(Extracted data entries)
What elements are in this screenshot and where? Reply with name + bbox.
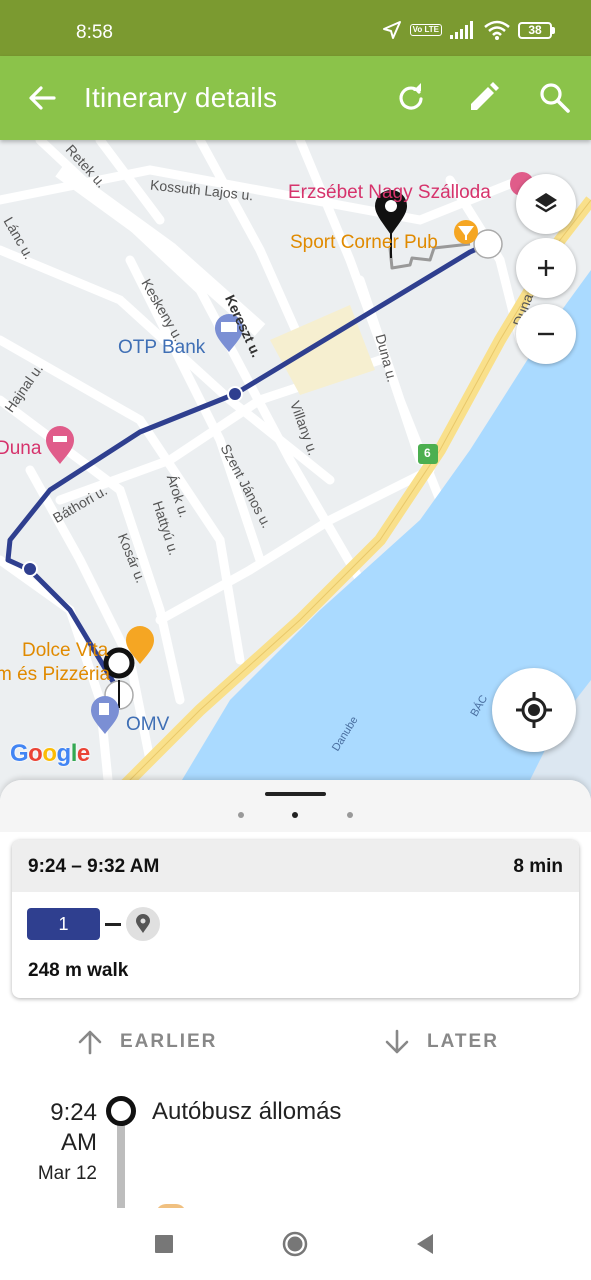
status-time: 8:58: [76, 22, 113, 43]
earlier-label: EARLIER: [120, 1031, 218, 1052]
poi-pub-label[interactable]: Sport Corner Pub: [290, 232, 438, 254]
arrow-down-icon: [385, 1029, 409, 1054]
poi-fuel-label[interactable]: OMV: [126, 714, 169, 736]
poi-pizzeria-label-2[interactable]: m és Pizzéria: [0, 664, 110, 686]
walk-destination-badge: [126, 907, 160, 941]
road-shield: 6: [424, 446, 431, 460]
layers-icon: [535, 193, 557, 213]
zoom-out-icon: [538, 332, 554, 336]
system-nav-bar: [0, 1208, 591, 1280]
recent-apps-icon[interactable]: [155, 1235, 173, 1253]
timeline-stop-marker: [106, 1096, 136, 1126]
battery-icon: 38: [518, 21, 555, 39]
bottom-sheet[interactable]: 9:24 – 9:32 AM 8 min 1 248 m walk EARLIE…: [0, 780, 591, 1208]
leg-date: Mar 12: [37, 1163, 97, 1184]
poi-hotel2-label[interactable]: Duna: [0, 438, 41, 460]
page-indicator-dot: [238, 812, 244, 818]
leg-time-ampm: AM: [61, 1129, 97, 1156]
poi-hotel-label[interactable]: Erzsébet Nagy Szálloda: [288, 182, 491, 204]
location-arrow-icon: [382, 21, 401, 39]
later-label: LATER: [427, 1031, 499, 1052]
status-bar: 8:58 Vo LTE 38: [0, 0, 591, 56]
wifi-icon: [484, 20, 510, 40]
layers-button[interactable]: [516, 174, 576, 234]
page-indicator-dot-active: [292, 812, 298, 818]
map-view[interactable]: Retek u. Kossuth Lajos u. Lánc u. Kesken…: [0, 140, 591, 800]
zoom-out-button[interactable]: [516, 304, 576, 364]
poi-bank-label[interactable]: OTP Bank: [118, 337, 205, 359]
page-title: Itinerary details: [84, 82, 278, 113]
sheet-header: [0, 780, 591, 832]
volte-icon: Vo LTE: [409, 24, 442, 36]
leg-stop-name[interactable]: Autóbusz állomás: [152, 1098, 341, 1126]
battery-level: 38: [518, 21, 552, 39]
arrow-back-icon[interactable]: [24, 80, 60, 116]
signal-icon: [450, 21, 473, 39]
place-icon: [136, 914, 150, 933]
app-bar: Itinerary details: [0, 56, 591, 140]
zoom-in-button[interactable]: [516, 238, 576, 298]
my-location-button[interactable]: [492, 668, 576, 752]
itinerary-time-range: 9:24 – 9:32 AM: [28, 856, 160, 877]
drag-handle[interactable]: [265, 792, 326, 796]
earlier-button[interactable]: EARLIER: [76, 1028, 217, 1056]
route-badge: 1: [27, 908, 100, 940]
itinerary-card-header: 9:24 – 9:32 AM 8 min: [12, 840, 579, 892]
walk-distance: 248 m walk: [28, 960, 129, 981]
edit-icon[interactable]: [465, 80, 501, 116]
refresh-icon[interactable]: [393, 80, 429, 116]
itinerary-card[interactable]: 9:24 – 9:32 AM 8 min 1 248 m walk: [12, 840, 579, 998]
status-icons: Vo LTE 38: [382, 20, 555, 40]
search-icon[interactable]: [537, 80, 573, 116]
leg-time-value: 9:24: [50, 1099, 97, 1126]
itinerary-duration: 8 min: [513, 856, 563, 877]
zoom-in-icon: [538, 260, 554, 276]
poi-pizzeria-label[interactable]: Dolce Vita: [22, 640, 108, 662]
leg-time: 9:24 AM: [50, 1098, 97, 1158]
my-location-icon: [516, 692, 552, 728]
route-connector: [105, 923, 121, 926]
later-button[interactable]: LATER: [383, 1028, 499, 1056]
back-icon[interactable]: [415, 1233, 435, 1255]
google-logo: Google: [10, 740, 90, 767]
home-icon[interactable]: [282, 1231, 308, 1257]
arrow-up-icon: [78, 1030, 102, 1055]
page-indicator-dot: [347, 812, 353, 818]
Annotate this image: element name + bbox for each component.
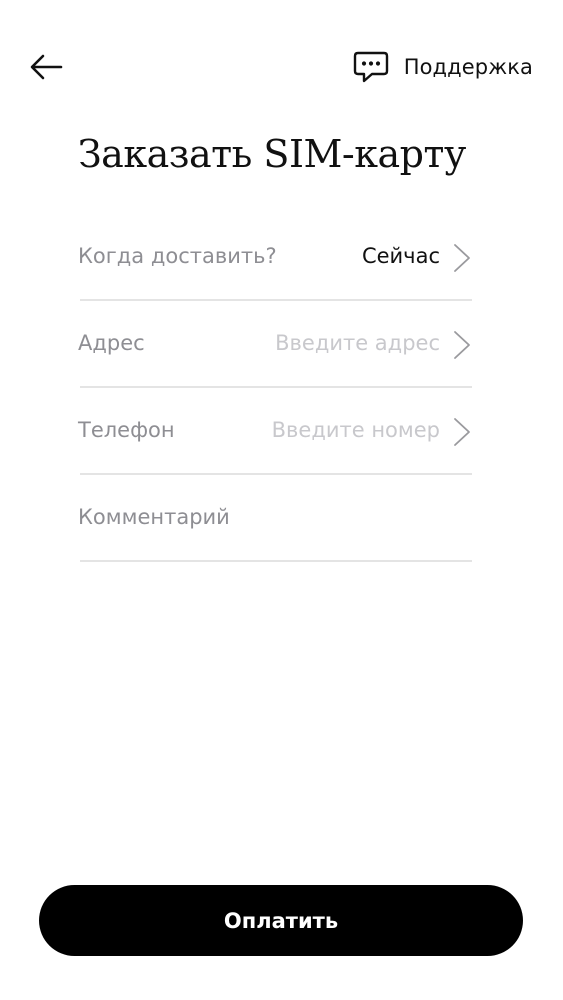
- address-row[interactable]: Адрес Введите адрес: [78, 301, 472, 388]
- comment-input[interactable]: Комментарий: [78, 505, 230, 529]
- chat-bubble-icon: [353, 51, 388, 83]
- order-form: Когда доставить? Сейчас Адрес Введите ад…: [78, 214, 472, 562]
- address-label: Адрес: [78, 331, 145, 355]
- address-input[interactable]: Введите адрес: [275, 331, 440, 355]
- phone-input[interactable]: Введите номер: [272, 418, 440, 442]
- pay-button[interactable]: Оплатить: [39, 885, 523, 956]
- delivery-time-value: Сейчас: [361, 244, 440, 268]
- delivery-time-label: Когда доставить?: [78, 244, 277, 268]
- phone-label: Телефон: [78, 418, 175, 442]
- support-label: Поддержка: [403, 55, 533, 79]
- back-button[interactable]: [26, 49, 66, 85]
- chevron-right-icon: [454, 244, 470, 272]
- delivery-time-row[interactable]: Когда доставить? Сейчас: [78, 214, 472, 301]
- phone-row[interactable]: Телефон Введите номер: [78, 388, 472, 475]
- chevron-right-icon: [454, 331, 470, 359]
- comment-row[interactable]: Комментарий: [78, 475, 472, 562]
- support-button[interactable]: Поддержка: [352, 49, 533, 85]
- top-bar: Поддержка: [0, 45, 563, 89]
- page-title: Заказать SIM-карту: [78, 132, 466, 176]
- chevron-right-icon: [454, 418, 470, 446]
- arrow-left-icon: [30, 54, 63, 80]
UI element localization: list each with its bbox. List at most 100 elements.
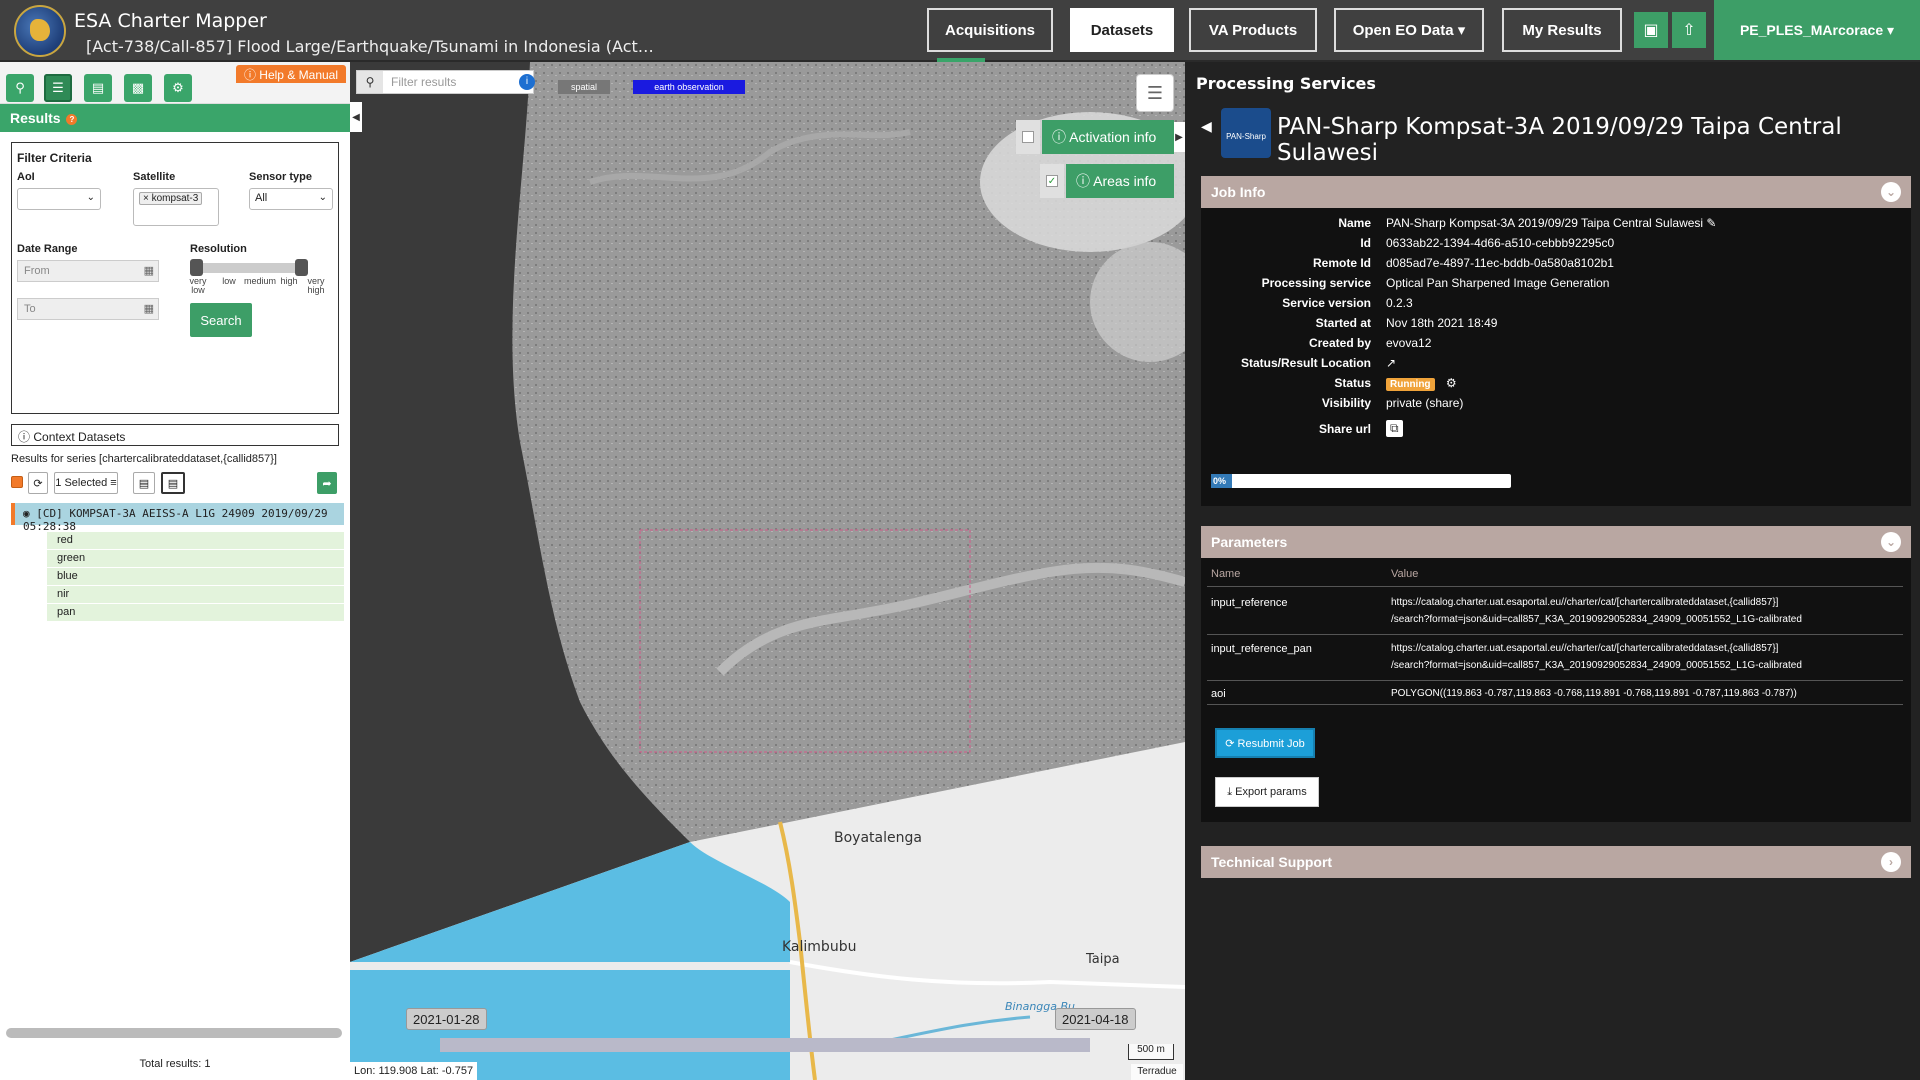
resolution-max-handle[interactable] <box>295 259 308 276</box>
chevron-down-icon[interactable]: ⌄ <box>1881 532 1901 552</box>
resolution-slider[interactable] <box>190 259 308 276</box>
help-manual-link[interactable]: ⓘ Help & Manual <box>236 65 346 83</box>
sensor-value: All <box>255 192 268 204</box>
parameters-section: Parameters ⌄ Name Value input_reference … <box>1201 526 1911 822</box>
help-icon[interactable]: ? <box>66 113 78 125</box>
satellite-select[interactable]: × kompsat-3 <box>133 188 219 226</box>
calendar-icon[interactable]: ▦ <box>144 264 154 277</box>
map-view[interactable]: ◀ ▶ ⚲ Filter results i spatial earth obs… <box>350 62 1185 1080</box>
band-item[interactable]: nir <box>47 586 344 604</box>
job-info-key: Status <box>1334 376 1371 390</box>
pill-spatial[interactable]: spatial <box>558 80 610 94</box>
created-by-value: evova12 <box>1386 336 1432 350</box>
nav-va-products[interactable]: VA Products <box>1189 8 1317 52</box>
status-badge: Running <box>1386 378 1435 391</box>
back-arrow-icon[interactable]: ◀ <box>1201 118 1212 135</box>
copy-icon[interactable]: ⧉ <box>1386 420 1403 437</box>
job-info-key: Name <box>1338 216 1371 230</box>
sensor-select[interactable]: All ⌄ <box>249 188 333 210</box>
checkbox[interactable] <box>1022 131 1034 143</box>
service-icon: PAN-Sharp <box>1221 108 1271 158</box>
user-menu[interactable]: PE_PLES_MArcorace ▾ <box>1714 0 1920 60</box>
chevron-down-icon[interactable]: ⌄ <box>1881 182 1901 202</box>
date-to-placeholder: To <box>24 303 36 315</box>
job-info-header[interactable]: Job Info ⌄ <box>1201 176 1911 208</box>
collapse-right-panel[interactable]: ▶ <box>1173 122 1185 152</box>
add-basket-icon[interactable]: ▤ <box>133 472 155 494</box>
horizontal-scrollbar[interactable] <box>6 1028 342 1038</box>
chevron-right-icon[interactable]: › <box>1881 852 1901 872</box>
band-item[interactable]: green <box>47 550 344 568</box>
basket-icon[interactable]: ▤ <box>84 74 112 102</box>
place-label: Boyatalenga <box>834 830 922 846</box>
satellite-tag[interactable]: × kompsat-3 <box>139 192 203 205</box>
timeline-start-date[interactable]: 2021-01-28 <box>406 1008 487 1030</box>
parameters-header[interactable]: Parameters ⌄ <box>1201 526 1911 558</box>
archive-icon[interactable]: ▩ <box>124 74 152 102</box>
date-from-input[interactable]: From ▦ <box>17 260 159 282</box>
map-attribution[interactable]: Terradue <box>1131 1064 1183 1080</box>
resubmit-job-button[interactable]: ⟳ Resubmit Job <box>1215 728 1315 758</box>
refresh-icon[interactable]: ⟳ <box>28 472 48 494</box>
search-button[interactable]: Search <box>190 303 252 337</box>
app-logo[interactable] <box>14 5 66 57</box>
result-item-label: [CD] KOMPSAT-3A AEISS-A L1G 24909 2019/0… <box>23 507 328 533</box>
share-icon[interactable]: ➦ <box>317 472 337 494</box>
aoi-select[interactable]: ⌄ <box>17 188 101 210</box>
results-header: Results ? <box>0 104 350 132</box>
technical-support-title: Technical Support <box>1211 854 1333 870</box>
layers-icon[interactable]: ☰ <box>1136 74 1174 112</box>
collapse-left-panel[interactable]: ◀ <box>350 102 362 132</box>
checkbox-checked[interactable]: ✓ <box>1046 175 1058 187</box>
job-info-key: Processing service <box>1261 276 1371 290</box>
resolution-label: Resolution <box>190 243 247 255</box>
calendar-icon[interactable]: ▦ <box>144 302 154 315</box>
filter-results-placeholder: Filter results <box>391 75 457 89</box>
nav-datasets[interactable]: Datasets <box>1070 8 1174 52</box>
technical-support-header[interactable]: Technical Support › <box>1201 846 1911 878</box>
export-params-button[interactable]: ⤓ Export params <box>1215 777 1319 807</box>
list-icon[interactable]: ☰ <box>44 74 72 102</box>
left-panel: ⚲ ☰ ▤ ▩ ⚙ ⓘ Help & Manual Results ? Filt… <box>0 62 350 1080</box>
satellite-label: Satellite <box>133 171 176 183</box>
upload-icon[interactable]: ⇧ <box>1672 12 1706 48</box>
date-to-input[interactable]: To ▦ <box>17 298 159 320</box>
external-link-icon[interactable]: ↗ <box>1386 356 1396 370</box>
areas-info-toggle[interactable]: ✓ <box>1040 164 1064 198</box>
job-info-title: Job Info <box>1211 184 1266 200</box>
band-item[interactable]: red <box>47 532 344 550</box>
technical-support-section: Technical Support › <box>1201 846 1911 878</box>
timeline-end-date[interactable]: 2021-04-18 <box>1055 1008 1136 1030</box>
band-item[interactable]: pan <box>47 604 344 622</box>
info-icon[interactable]: i <box>519 74 535 90</box>
date-range-label: Date Range <box>17 243 78 255</box>
job-progress-fill: 0% <box>1211 474 1232 488</box>
result-item[interactable]: ◉ [CD] KOMPSAT-3A AEISS-A L1G 24909 2019… <box>11 503 344 533</box>
activation-info-button[interactable]: ⓘ Activation info <box>1042 120 1174 154</box>
left-toolbar: ⚲ ☰ ▤ ▩ ⚙ ⓘ Help & Manual <box>0 62 350 104</box>
res-medium: medium <box>243 276 276 286</box>
briefcase-icon[interactable]: ▣ <box>1634 12 1668 48</box>
resolution-min-handle[interactable] <box>190 259 203 276</box>
activation-info-toggle[interactable] <box>1016 120 1040 154</box>
series-label: Results for series [chartercalibrateddat… <box>11 453 277 465</box>
nav-open-eo-data[interactable]: Open EO Data ▾ <box>1334 8 1484 52</box>
job-info-key: Started at <box>1315 316 1371 330</box>
visibility-value[interactable]: private (share) <box>1386 396 1463 410</box>
areas-info-button[interactable]: ⓘ Areas info <box>1066 164 1174 198</box>
filter-results-input[interactable]: ⚲ Filter results i <box>356 70 535 94</box>
divider <box>1207 586 1903 587</box>
search-icon[interactable]: ⚲ <box>6 74 34 102</box>
select-all-checkbox[interactable] <box>11 476 23 488</box>
pill-earth-observation[interactable]: earth observation <box>633 80 745 94</box>
gear-icon[interactable]: ⚙ <box>1446 376 1457 390</box>
band-item[interactable]: blue <box>47 568 344 586</box>
remove-basket-icon[interactable]: ▤ <box>161 472 185 494</box>
selected-count[interactable]: 1 Selected ≡ <box>54 472 118 494</box>
context-datasets[interactable]: ⓘ Context Datasets <box>11 424 339 446</box>
status-value: Running ⚙ <box>1386 376 1457 391</box>
nav-acquisitions[interactable]: Acquisitions <box>927 8 1053 52</box>
timeline-range[interactable] <box>440 1038 1090 1052</box>
gear-icon[interactable]: ⚙ <box>164 74 192 102</box>
nav-my-results[interactable]: My Results <box>1502 8 1622 52</box>
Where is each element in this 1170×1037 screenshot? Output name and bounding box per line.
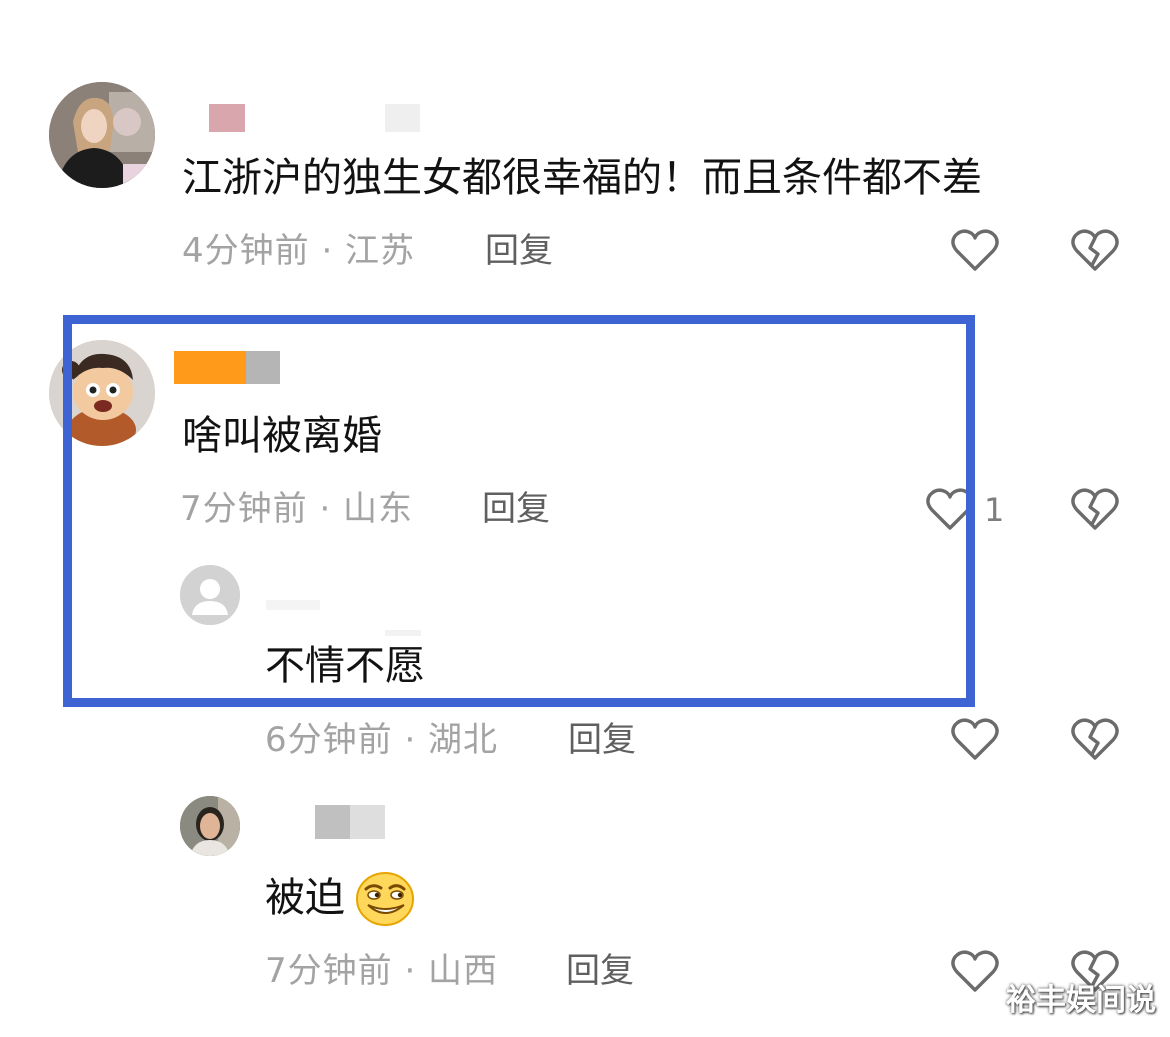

> Exercise details
Render the lines starting at the one containing "- address-row[interactable]: Адрес" and ending at the one containing "- address-label: Адрес: [78, 331, 145, 355]", both included, as a JSON list of strings with one string per line and any blank lines omitted.

> Finished answer
[
  "- address-row[interactable]: Адрес Введите адрес: [78, 301, 472, 388]",
  "- comment-input[interactable]: Комментарий: [78, 505, 230, 529]",
  "- chat-bubble-icon: [353, 51, 388, 83]",
  "- order-form: Когда доставить? Сейчас Адрес Введите ад…: [78, 214, 472, 562]",
  "- address-label: Адрес: [78, 331, 145, 355]"
]